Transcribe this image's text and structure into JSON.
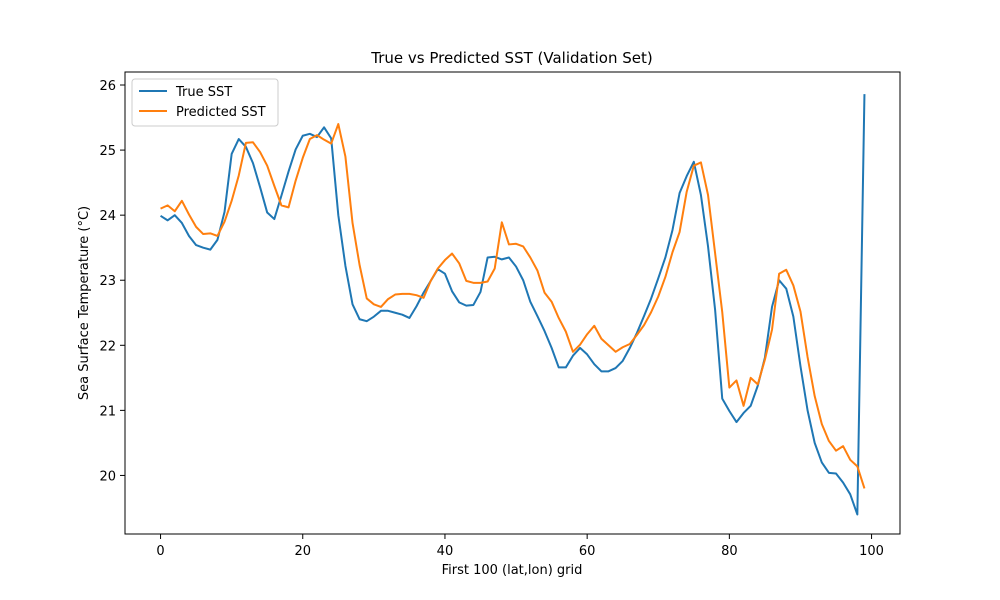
{
  "chart_data": {
    "type": "line",
    "title": "True vs Predicted SST (Validation Set)",
    "xlabel": "First 100 (lat,lon) grid",
    "ylabel": "Sea Surface Temperature (°C)",
    "xlim": [
      -5,
      104
    ],
    "ylim": [
      19.1,
      26.2
    ],
    "xticks": [
      0,
      20,
      40,
      60,
      80,
      100
    ],
    "yticks": [
      20,
      21,
      22,
      23,
      24,
      25,
      26
    ],
    "grid": false,
    "legend_position": "upper-left",
    "series": [
      {
        "name": "True SST",
        "color": "#1f77b4",
        "values": [
          23.99,
          23.92,
          24.0,
          23.88,
          23.68,
          23.54,
          23.5,
          23.47,
          23.62,
          24.05,
          24.94,
          25.17,
          25.05,
          24.8,
          24.43,
          24.04,
          23.94,
          24.3,
          24.67,
          25.01,
          25.22,
          25.25,
          25.2,
          25.35,
          25.18,
          24.0,
          23.22,
          22.63,
          22.4,
          22.37,
          22.44,
          22.53,
          22.53,
          22.5,
          22.47,
          22.42,
          22.6,
          22.81,
          22.99,
          23.17,
          23.1,
          22.83,
          22.66,
          22.61,
          22.62,
          22.82,
          23.35,
          23.36,
          23.32,
          23.35,
          23.21,
          23.0,
          22.67,
          22.45,
          22.22,
          21.96,
          21.66,
          21.66,
          21.84,
          21.96,
          21.86,
          21.71,
          21.6,
          21.6,
          21.65,
          21.76,
          21.96,
          22.19,
          22.45,
          22.72,
          23.03,
          23.35,
          23.77,
          24.34,
          24.6,
          24.82,
          24.31,
          23.52,
          22.54,
          21.18,
          20.99,
          20.82,
          20.96,
          21.07,
          21.38,
          21.81,
          22.59,
          23.0,
          22.87,
          22.44,
          21.68,
          21.0,
          20.5,
          20.2,
          20.04,
          20.03,
          19.89,
          19.71,
          19.4,
          25.86
        ]
      },
      {
        "name": "Predicted SST",
        "color": "#ff7f0e",
        "values": [
          24.1,
          24.15,
          24.06,
          24.22,
          24.01,
          23.82,
          23.71,
          23.72,
          23.68,
          23.9,
          24.22,
          24.61,
          25.11,
          25.12,
          24.97,
          24.76,
          24.45,
          24.15,
          24.12,
          24.53,
          24.88,
          25.17,
          25.23,
          25.16,
          25.1,
          25.4,
          24.9,
          23.88,
          23.23,
          22.72,
          22.63,
          22.59,
          22.71,
          22.78,
          22.79,
          22.79,
          22.77,
          22.73,
          22.99,
          23.18,
          23.31,
          23.41,
          23.26,
          22.99,
          22.96,
          22.96,
          22.98,
          23.18,
          23.89,
          23.55,
          23.56,
          23.52,
          23.35,
          23.15,
          22.81,
          22.67,
          22.42,
          22.21,
          21.9,
          22.01,
          22.17,
          22.3,
          22.1,
          22.0,
          21.9,
          21.97,
          22.02,
          22.16,
          22.31,
          22.51,
          22.75,
          23.05,
          23.43,
          23.74,
          24.36,
          24.76,
          24.81,
          24.31,
          23.41,
          22.51,
          21.35,
          21.46,
          21.07,
          21.5,
          21.4,
          21.78,
          22.24,
          23.1,
          23.16,
          22.92,
          22.52,
          21.82,
          21.22,
          20.79,
          20.53,
          20.38,
          20.45,
          20.24,
          20.14,
          19.8
        ]
      }
    ]
  }
}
___
TASK PROMPT
Print out the material word for word, omitting the pictures.

TASK RESULT
Transcribe this image's text and structure into JSON.
{
  "chart_data": {
    "type": "line",
    "title": "True vs Predicted SST (Validation Set)",
    "xlabel": "First 100 (lat,lon) grid",
    "ylabel": "Sea Surface Temperature (°C)",
    "xlim": [
      -5,
      104
    ],
    "ylim": [
      19.1,
      26.2
    ],
    "xticks": [
      0,
      20,
      40,
      60,
      80,
      100
    ],
    "yticks": [
      20,
      21,
      22,
      23,
      24,
      25,
      26
    ],
    "grid": false,
    "legend_position": "upper-left",
    "series": [
      {
        "name": "True SST",
        "color": "#1f77b4",
        "values": [
          23.99,
          23.92,
          24.0,
          23.88,
          23.68,
          23.54,
          23.5,
          23.47,
          23.62,
          24.05,
          24.94,
          25.17,
          25.05,
          24.8,
          24.43,
          24.04,
          23.94,
          24.3,
          24.67,
          25.01,
          25.22,
          25.25,
          25.2,
          25.35,
          25.18,
          24.0,
          23.22,
          22.63,
          22.4,
          22.37,
          22.44,
          22.53,
          22.53,
          22.5,
          22.47,
          22.42,
          22.6,
          22.81,
          22.99,
          23.17,
          23.1,
          22.83,
          22.66,
          22.61,
          22.62,
          22.82,
          23.35,
          23.36,
          23.32,
          23.35,
          23.21,
          23.0,
          22.67,
          22.45,
          22.22,
          21.96,
          21.66,
          21.66,
          21.84,
          21.96,
          21.86,
          21.71,
          21.6,
          21.6,
          21.65,
          21.76,
          21.96,
          22.19,
          22.45,
          22.72,
          23.03,
          23.35,
          23.77,
          24.34,
          24.6,
          24.82,
          24.31,
          23.52,
          22.54,
          21.18,
          20.99,
          20.82,
          20.96,
          21.07,
          21.38,
          21.81,
          22.59,
          23.0,
          22.87,
          22.44,
          21.68,
          21.0,
          20.5,
          20.2,
          20.04,
          20.03,
          19.89,
          19.71,
          19.4,
          25.86
        ]
      },
      {
        "name": "Predicted SST",
        "color": "#ff7f0e",
        "values": [
          24.1,
          24.15,
          24.06,
          24.22,
          24.01,
          23.82,
          23.71,
          23.72,
          23.68,
          23.9,
          24.22,
          24.61,
          25.11,
          25.12,
          24.97,
          24.76,
          24.45,
          24.15,
          24.12,
          24.53,
          24.88,
          25.17,
          25.23,
          25.16,
          25.1,
          25.4,
          24.9,
          23.88,
          23.23,
          22.72,
          22.63,
          22.59,
          22.71,
          22.78,
          22.79,
          22.79,
          22.77,
          22.73,
          22.99,
          23.18,
          23.31,
          23.41,
          23.26,
          22.99,
          22.96,
          22.96,
          22.98,
          23.18,
          23.89,
          23.55,
          23.56,
          23.52,
          23.35,
          23.15,
          22.81,
          22.67,
          22.42,
          22.21,
          21.9,
          22.01,
          22.17,
          22.3,
          22.1,
          22.0,
          21.9,
          21.97,
          22.02,
          22.16,
          22.31,
          22.51,
          22.75,
          23.05,
          23.43,
          23.74,
          24.36,
          24.76,
          24.81,
          24.31,
          23.41,
          22.51,
          21.35,
          21.46,
          21.07,
          21.5,
          21.4,
          21.78,
          22.24,
          23.1,
          23.16,
          22.92,
          22.52,
          21.82,
          21.22,
          20.79,
          20.53,
          20.38,
          20.45,
          20.24,
          20.14,
          19.8
        ]
      }
    ]
  }
}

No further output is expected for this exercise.